**Directive:** In the listing below, locate the lines that hold the string "топливно". Copy those lines.

[BEGIN]

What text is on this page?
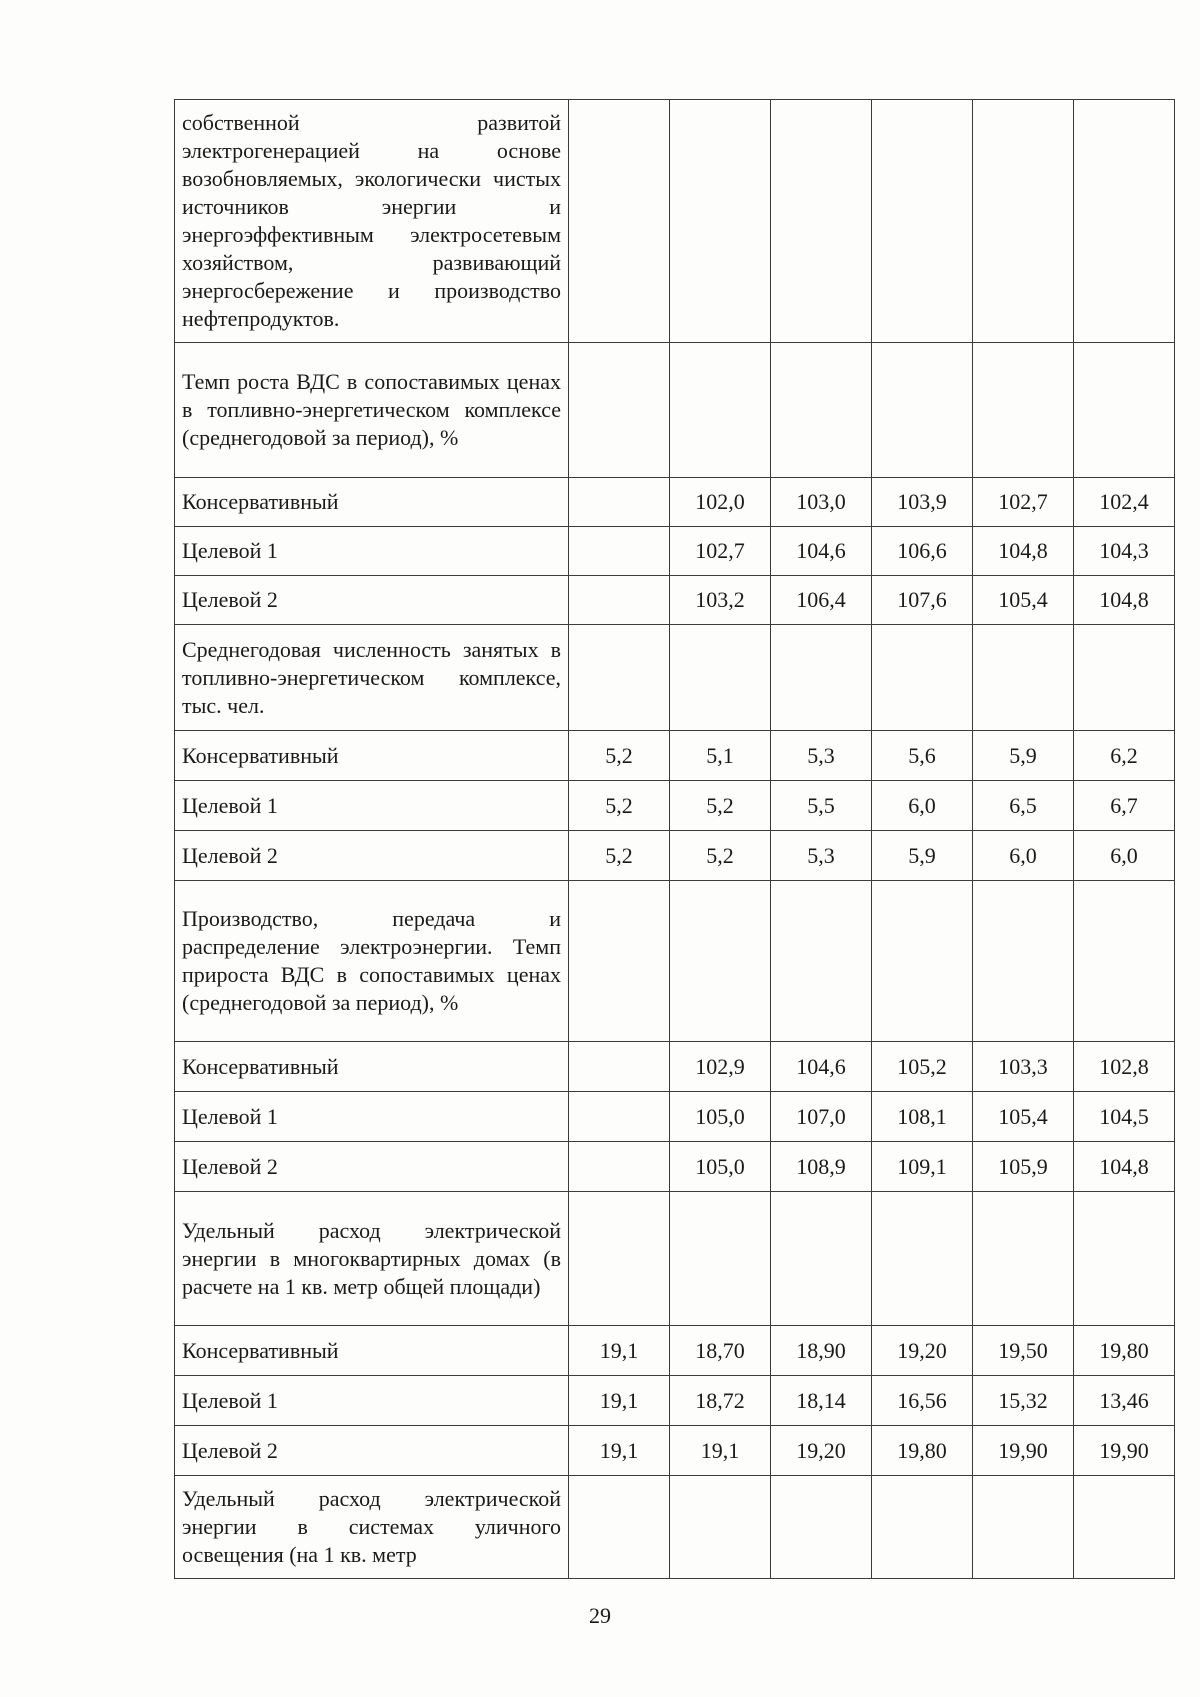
собственной развитой электрогенерацией на основе возобновляемых, экологически чистых источников энергии и энергоэффективным электросетевым хозяйством, развивающий энергосбережение и производство нефтепродуктов.						
Темп роста ВДС в сопоставимых ценах в топливно-энергетическом комплексе (среднегодовой за период), %						
Консервативный		102,0	103,0	103,9	102,7	102,4
Целевой 1		102,7	104,6	106,6	104,8	104,3
Целевой 2		103,2	106,4	107,6	105,4	104,8
Среднегодовая численность занятых в топливно-энергетическом комплексе, тыс. чел.						
Консервативный	5,2	5,1	5,3	5,6	5,9	6,2
Целевой 1	5,2	5,2	5,5	6,0	6,5	6,7
Целевой 2	5,2	5,2	5,3	5,9	6,0	6,0
Производство, передача и распределение электроэнергии. Темп прироста ВДС в сопоставимых ценах (среднегодовой за период), %						
Консервативный		102,9	104,6	105,2	103,3	102,8
Целевой 1		105,0	107,0	108,1	105,4	104,5
Целевой 2		105,0	108,9	109,1	105,9	104,8
Удельный расход электрической энергии в многоквартирных домах (в расчете на 1 кв. метр общей площади)						
Консервативный	19,1	18,70	18,90	19,20	19,50	19,80
Целевой 1	19,1	18,72	18,14	16,56	15,32	13,46
Целевой 2	19,1	19,1	19,20	19,80	19,90	19,90
Удельный расход электрической энергии в системах уличного освещения (на 1 кв. метр						
29
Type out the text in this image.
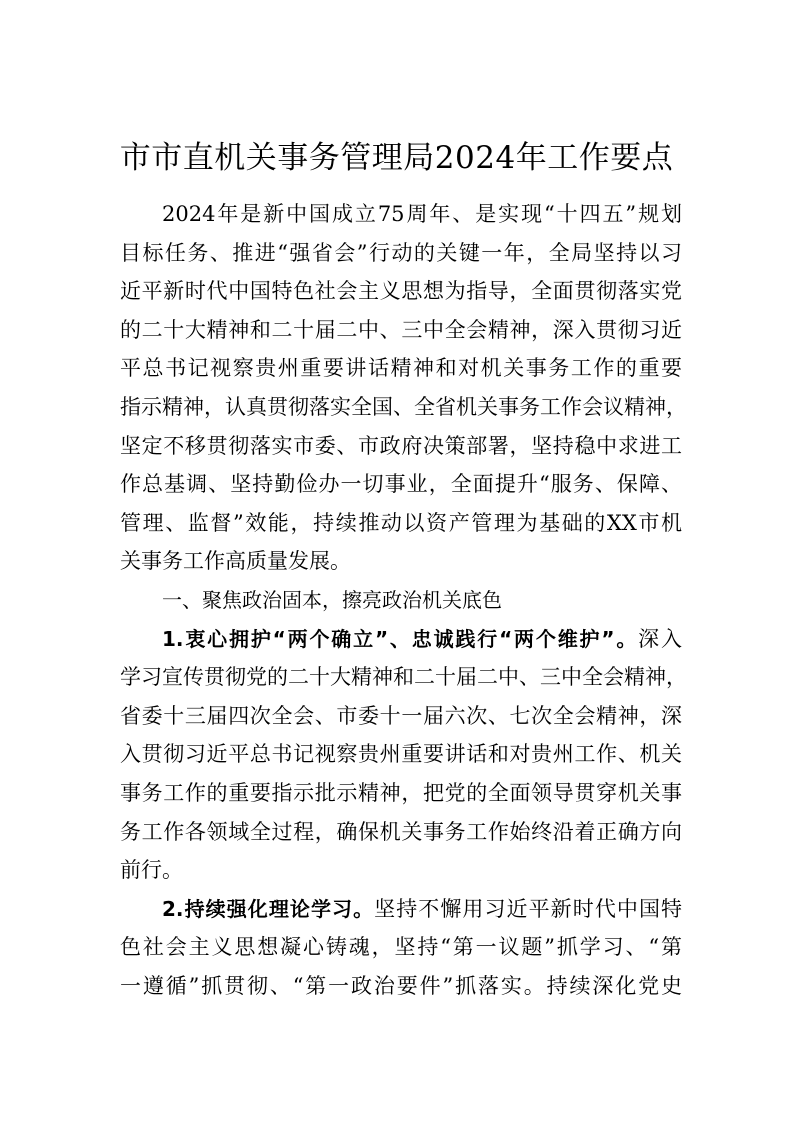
市市直机关事务管理局2024年工作要点
2024年是新中国成立75周年、是实现“十四五”规划
目标任务、推进“强省会”行动的关键一年，全局坚持以习
近平新时代中国特色社会主义思想为指导，全面贯彻落实党
的二十大精神和二十届二中、三中全会精神，深入贯彻习近
平总书记视察贵州重要讲话精神和对机关事务工作的重要
指示精神，认真贯彻落实全国、全省机关事务工作会议精神，
坚定不移贯彻落实市委、市政府决策部署，坚持稳中求进工
作总基调、坚持勤俭办一切事业，全面提升“服务、保障、
管理、监督”效能，持续推动以资产管理为基础的XX市机
关事务工作高质量发展。
一、聚焦政治固本，擦亮政治机关底色
1.衷心拥护“两个确立”、忠诚践行“两个维护”。深入
学习宣传贯彻党的二十大精神和二十届二中、三中全会精神，
省委十三届四次全会、市委十一届六次、七次全会精神，深
入贯彻习近平总书记视察贵州重要讲话和对贵州工作、机关
事务工作的重要指示批示精神，把党的全面领导贯穿机关事
务工作各领域全过程，确保机关事务工作始终沿着正确方向
前行。
2.持续强化理论学习。坚持不懈用习近平新时代中国特
色社会主义思想凝心铸魂，坚持“第一议题”抓学习、“第
一遵循”抓贯彻、“第一政治要件”抓落实。持续深化党史
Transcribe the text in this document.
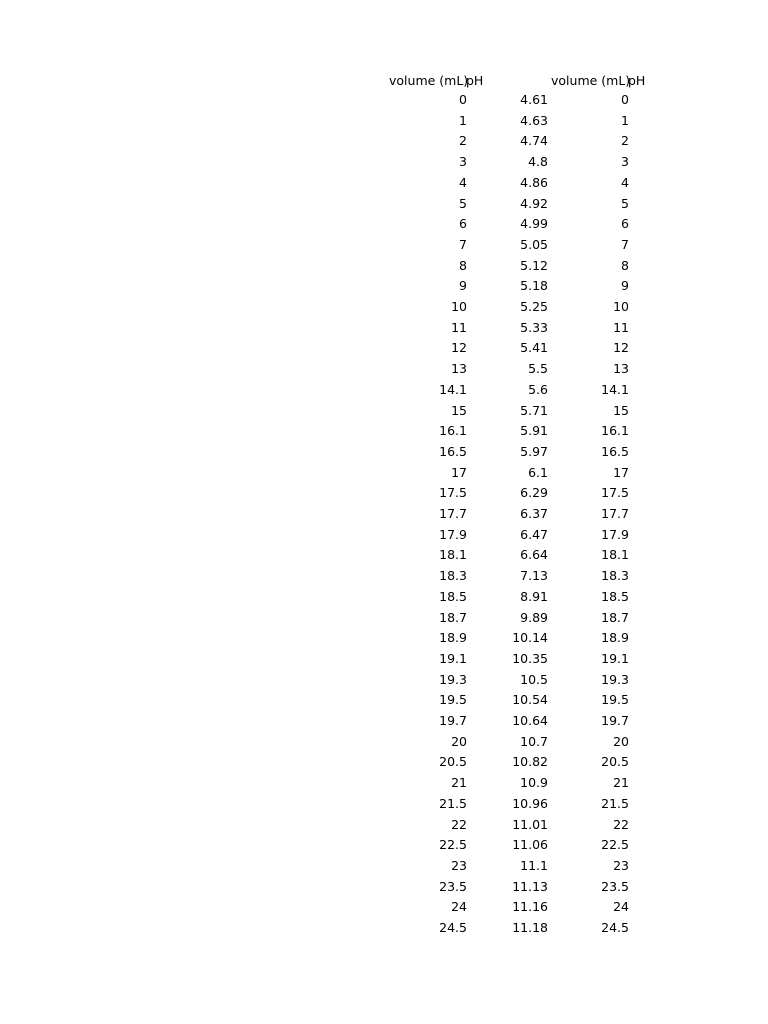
volume (mL)
pH	volume (mL)
pH
0
1
2
3
4
5
6
7
8
9
10
11
12
13
14.1
15
16.1
16.5
17
17.5
17.7
17.9
18.1
18.3
18.5
18.7
18.9
19.1
19.3
19.5
19.7
20
20.5
21
21.5
22
22.5
23
23.5
24
24.5
4.61
4.63
4.74
4.8
4.86
4.92
4.99
5.05
5.12
5.18
5.25
5.33
5.41
5.5
5.6
5.71
5.91
5.97
6.1
6.29
6.37
6.47
6.64
7.13
8.91
9.89
10.14
10.35
10.5
10.54
10.64
10.7
10.82
10.9
10.96
11.01
11.06
11.1
11.13
11.16
11.18
0
1
2
3
4
5
6
7
8
9
10
11
12
13
14.1
15
16.1
16.5
17
17.5
17.7
17.9
18.1
18.3
18.5
18.7
18.9
19.1
19.3
19.5
19.7
20
20.5
21
21.5
22
22.5
23
23.5
24
24.5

[END]

**Answer below:**
Темп роста ВДС в сопоставимых ценах в топливно-энергетическом комплексе (среднегодовой за период), %						
Среднегодовая численность занятых в топливно-энергетическом комплексе, тыс. чел.						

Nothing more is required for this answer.